Materials provided Start Marker
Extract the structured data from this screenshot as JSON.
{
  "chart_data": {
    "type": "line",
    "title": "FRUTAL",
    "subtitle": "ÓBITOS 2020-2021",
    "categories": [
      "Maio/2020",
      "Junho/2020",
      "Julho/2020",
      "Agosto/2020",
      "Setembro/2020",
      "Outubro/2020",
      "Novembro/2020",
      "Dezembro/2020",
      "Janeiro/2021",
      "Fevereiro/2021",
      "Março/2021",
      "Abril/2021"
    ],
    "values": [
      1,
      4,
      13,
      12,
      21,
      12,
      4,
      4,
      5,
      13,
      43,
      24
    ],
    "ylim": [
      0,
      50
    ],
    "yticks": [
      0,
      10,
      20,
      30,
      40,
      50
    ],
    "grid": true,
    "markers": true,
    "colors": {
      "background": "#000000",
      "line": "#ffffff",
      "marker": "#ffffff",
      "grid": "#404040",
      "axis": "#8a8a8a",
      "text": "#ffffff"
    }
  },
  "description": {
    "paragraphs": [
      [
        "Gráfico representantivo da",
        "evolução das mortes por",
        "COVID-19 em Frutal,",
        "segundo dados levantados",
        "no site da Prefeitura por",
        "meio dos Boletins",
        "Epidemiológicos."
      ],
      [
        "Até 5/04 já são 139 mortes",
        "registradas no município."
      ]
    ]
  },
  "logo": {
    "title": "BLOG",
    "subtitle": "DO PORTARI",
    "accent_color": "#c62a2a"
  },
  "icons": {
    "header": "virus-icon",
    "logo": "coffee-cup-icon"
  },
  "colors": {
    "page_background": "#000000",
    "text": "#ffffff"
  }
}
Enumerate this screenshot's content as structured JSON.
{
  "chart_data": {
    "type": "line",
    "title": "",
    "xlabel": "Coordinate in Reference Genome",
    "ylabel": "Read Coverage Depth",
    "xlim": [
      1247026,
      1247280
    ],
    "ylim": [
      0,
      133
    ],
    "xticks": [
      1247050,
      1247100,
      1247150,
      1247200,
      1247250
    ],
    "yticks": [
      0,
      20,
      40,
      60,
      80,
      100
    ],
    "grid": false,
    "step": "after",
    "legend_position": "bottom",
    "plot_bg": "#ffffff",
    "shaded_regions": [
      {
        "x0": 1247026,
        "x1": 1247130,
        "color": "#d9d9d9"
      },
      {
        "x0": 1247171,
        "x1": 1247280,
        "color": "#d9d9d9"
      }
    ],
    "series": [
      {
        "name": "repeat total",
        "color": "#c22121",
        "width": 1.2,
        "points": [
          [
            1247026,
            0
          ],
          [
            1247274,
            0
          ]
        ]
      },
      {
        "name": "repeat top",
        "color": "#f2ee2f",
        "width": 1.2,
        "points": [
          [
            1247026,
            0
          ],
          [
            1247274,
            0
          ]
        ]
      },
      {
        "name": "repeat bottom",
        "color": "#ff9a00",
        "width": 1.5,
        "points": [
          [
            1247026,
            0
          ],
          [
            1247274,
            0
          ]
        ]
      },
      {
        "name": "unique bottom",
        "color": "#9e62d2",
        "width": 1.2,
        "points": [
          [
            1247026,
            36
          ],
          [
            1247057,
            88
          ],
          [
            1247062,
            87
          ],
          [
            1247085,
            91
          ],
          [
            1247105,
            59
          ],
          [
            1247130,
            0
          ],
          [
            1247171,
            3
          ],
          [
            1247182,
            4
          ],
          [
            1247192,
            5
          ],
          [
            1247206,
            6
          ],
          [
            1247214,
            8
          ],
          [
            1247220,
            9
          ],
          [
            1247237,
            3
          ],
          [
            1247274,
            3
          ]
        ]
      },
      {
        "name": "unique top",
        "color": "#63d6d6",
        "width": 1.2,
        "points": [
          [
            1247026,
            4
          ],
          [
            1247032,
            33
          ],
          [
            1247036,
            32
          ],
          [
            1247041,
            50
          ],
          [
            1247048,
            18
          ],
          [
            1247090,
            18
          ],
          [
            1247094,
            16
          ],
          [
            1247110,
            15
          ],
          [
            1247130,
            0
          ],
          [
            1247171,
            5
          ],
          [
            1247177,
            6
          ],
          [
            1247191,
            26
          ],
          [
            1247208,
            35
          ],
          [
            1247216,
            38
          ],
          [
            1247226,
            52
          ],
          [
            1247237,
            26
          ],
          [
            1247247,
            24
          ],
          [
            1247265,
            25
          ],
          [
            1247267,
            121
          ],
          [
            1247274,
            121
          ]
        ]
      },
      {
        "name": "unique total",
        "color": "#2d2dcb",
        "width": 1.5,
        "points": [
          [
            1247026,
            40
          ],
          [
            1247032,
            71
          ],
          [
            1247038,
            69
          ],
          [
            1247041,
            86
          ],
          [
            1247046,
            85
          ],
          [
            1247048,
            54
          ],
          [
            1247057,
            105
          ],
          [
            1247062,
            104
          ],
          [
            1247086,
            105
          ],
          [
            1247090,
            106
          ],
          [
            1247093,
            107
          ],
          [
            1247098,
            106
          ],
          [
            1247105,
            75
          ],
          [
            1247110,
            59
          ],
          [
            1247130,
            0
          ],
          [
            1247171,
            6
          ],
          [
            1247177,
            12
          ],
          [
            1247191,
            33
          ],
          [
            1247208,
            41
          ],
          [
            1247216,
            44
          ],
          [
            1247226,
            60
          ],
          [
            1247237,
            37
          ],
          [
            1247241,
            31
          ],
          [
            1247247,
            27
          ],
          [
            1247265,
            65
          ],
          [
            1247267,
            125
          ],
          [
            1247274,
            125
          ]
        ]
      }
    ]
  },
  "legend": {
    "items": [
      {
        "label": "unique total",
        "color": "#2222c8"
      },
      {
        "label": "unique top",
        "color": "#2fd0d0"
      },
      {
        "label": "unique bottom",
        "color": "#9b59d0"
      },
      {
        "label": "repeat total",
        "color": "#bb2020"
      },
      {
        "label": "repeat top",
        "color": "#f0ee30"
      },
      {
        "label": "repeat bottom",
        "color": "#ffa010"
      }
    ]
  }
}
Materials provided End Marker
Problem: The records above are to be given again in full, exactly.

Output for this task:
Extract the structured data from this screenshot as JSON.
{
  "chart_data": {
    "type": "line",
    "title": "FRUTAL",
    "subtitle": "ÓBITOS 2020-2021",
    "categories": [
      "Maio/2020",
      "Junho/2020",
      "Julho/2020",
      "Agosto/2020",
      "Setembro/2020",
      "Outubro/2020",
      "Novembro/2020",
      "Dezembro/2020",
      "Janeiro/2021",
      "Fevereiro/2021",
      "Março/2021",
      "Abril/2021"
    ],
    "values": [
      1,
      4,
      13,
      12,
      21,
      12,
      4,
      4,
      5,
      13,
      43,
      24
    ],
    "ylim": [
      0,
      50
    ],
    "yticks": [
      0,
      10,
      20,
      30,
      40,
      50
    ],
    "grid": true,
    "markers": true,
    "colors": {
      "background": "#000000",
      "line": "#ffffff",
      "marker": "#ffffff",
      "grid": "#404040",
      "axis": "#8a8a8a",
      "text": "#ffffff"
    }
  },
  "description": {
    "paragraphs": [
      [
        "Gráfico representantivo da",
        "evolução das mortes por",
        "COVID-19 em Frutal,",
        "segundo dados levantados",
        "no site da Prefeitura por",
        "meio dos Boletins",
        "Epidemiológicos."
      ],
      [
        "Até 5/04 já são 139 mortes",
        "registradas no município."
      ]
    ]
  },
  "logo": {
    "title": "BLOG",
    "subtitle": "DO PORTARI",
    "accent_color": "#c62a2a"
  },
  "icons": {
    "header": "virus-icon",
    "logo": "coffee-cup-icon"
  },
  "colors": {
    "page_background": "#000000",
    "text": "#ffffff"
  }
}
Enumerate this screenshot's content as structured JSON.
{
  "chart_data": {
    "type": "line",
    "title": "",
    "xlabel": "Coordinate in Reference Genome",
    "ylabel": "Read Coverage Depth",
    "xlim": [
      1247026,
      1247280
    ],
    "ylim": [
      0,
      133
    ],
    "xticks": [
      1247050,
      1247100,
      1247150,
      1247200,
      1247250
    ],
    "yticks": [
      0,
      20,
      40,
      60,
      80,
      100
    ],
    "grid": false,
    "step": "after",
    "legend_position": "bottom",
    "plot_bg": "#ffffff",
    "shaded_regions": [
      {
        "x0": 1247026,
        "x1": 1247130,
        "color": "#d9d9d9"
      },
      {
        "x0": 1247171,
        "x1": 1247280,
        "color": "#d9d9d9"
      }
    ],
    "series": [
      {
        "name": "repeat total",
        "color": "#c22121",
        "width": 1.2,
        "points": [
          [
            1247026,
            0
          ],
          [
            1247274,
            0
          ]
        ]
      },
      {
        "name": "repeat top",
        "color": "#f2ee2f",
        "width": 1.2,
        "points": [
          [
            1247026,
            0
          ],
          [
            1247274,
            0
          ]
        ]
      },
      {
        "name": "repeat bottom",
        "color": "#ff9a00",
        "width": 1.5,
        "points": [
          [
            1247026,
            0
          ],
          [
            1247274,
            0
          ]
        ]
      },
      {
        "name": "unique bottom",
        "color": "#9e62d2",
        "width": 1.2,
        "points": [
          [
            1247026,
            36
          ],
          [
            1247057,
            88
          ],
          [
            1247062,
            87
          ],
          [
            1247085,
            91
          ],
          [
            1247105,
            59
          ],
          [
            1247130,
            0
          ],
          [
            1247171,
            3
          ],
          [
            1247182,
            4
          ],
          [
            1247192,
            5
          ],
          [
            1247206,
            6
          ],
          [
            1247214,
            8
          ],
          [
            1247220,
            9
          ],
          [
            1247237,
            3
          ],
          [
            1247274,
            3
          ]
        ]
      },
      {
        "name": "unique top",
        "color": "#63d6d6",
        "width": 1.2,
        "points": [
          [
            1247026,
            4
          ],
          [
            1247032,
            33
          ],
          [
            1247036,
            32
          ],
          [
            1247041,
            50
          ],
          [
            1247048,
            18
          ],
          [
            1247090,
            18
          ],
          [
            1247094,
            16
          ],
          [
            1247110,
            15
          ],
          [
            1247130,
            0
          ],
          [
            1247171,
            5
          ],
          [
            1247177,
            6
          ],
          [
            1247191,
            26
          ],
          [
            1247208,
            35
          ],
          [
            1247216,
            38
          ],
          [
            1247226,
            52
          ],
          [
            1247237,
            26
          ],
          [
            1247247,
            24
          ],
          [
            1247265,
            25
          ],
          [
            1247267,
            121
          ],
          [
            1247274,
            121
          ]
        ]
      },
      {
        "name": "unique total",
        "color": "#2d2dcb",
        "width": 1.5,
        "points": [
          [
            1247026,
            40
          ],
          [
            1247032,
            71
          ],
          [
            1247038,
            69
          ],
          [
            1247041,
            86
          ],
          [
            1247046,
            85
          ],
          [
            1247048,
            54
          ],
          [
            1247057,
            105
          ],
          [
            1247062,
            104
          ],
          [
            1247086,
            105
          ],
          [
            1247090,
            106
          ],
          [
            1247093,
            107
          ],
          [
            1247098,
            106
          ],
          [
            1247105,
            75
          ],
          [
            1247110,
            59
          ],
          [
            1247130,
            0
          ],
          [
            1247171,
            6
          ],
          [
            1247177,
            12
          ],
          [
            1247191,
            33
          ],
          [
            1247208,
            41
          ],
          [
            1247216,
            44
          ],
          [
            1247226,
            60
          ],
          [
            1247237,
            37
          ],
          [
            1247241,
            31
          ],
          [
            1247247,
            27
          ],
          [
            1247265,
            65
          ],
          [
            1247267,
            125
          ],
          [
            1247274,
            125
          ]
        ]
      }
    ]
  },
  "legend": {
    "items": [
      {
        "label": "unique total",
        "color": "#2222c8"
      },
      {
        "label": "unique top",
        "color": "#2fd0d0"
      },
      {
        "label": "unique bottom",
        "color": "#9b59d0"
      },
      {
        "label": "repeat total",
        "color": "#bb2020"
      },
      {
        "label": "repeat top",
        "color": "#f0ee30"
      },
      {
        "label": "repeat bottom",
        "color": "#ffa010"
      }
    ]
  }
}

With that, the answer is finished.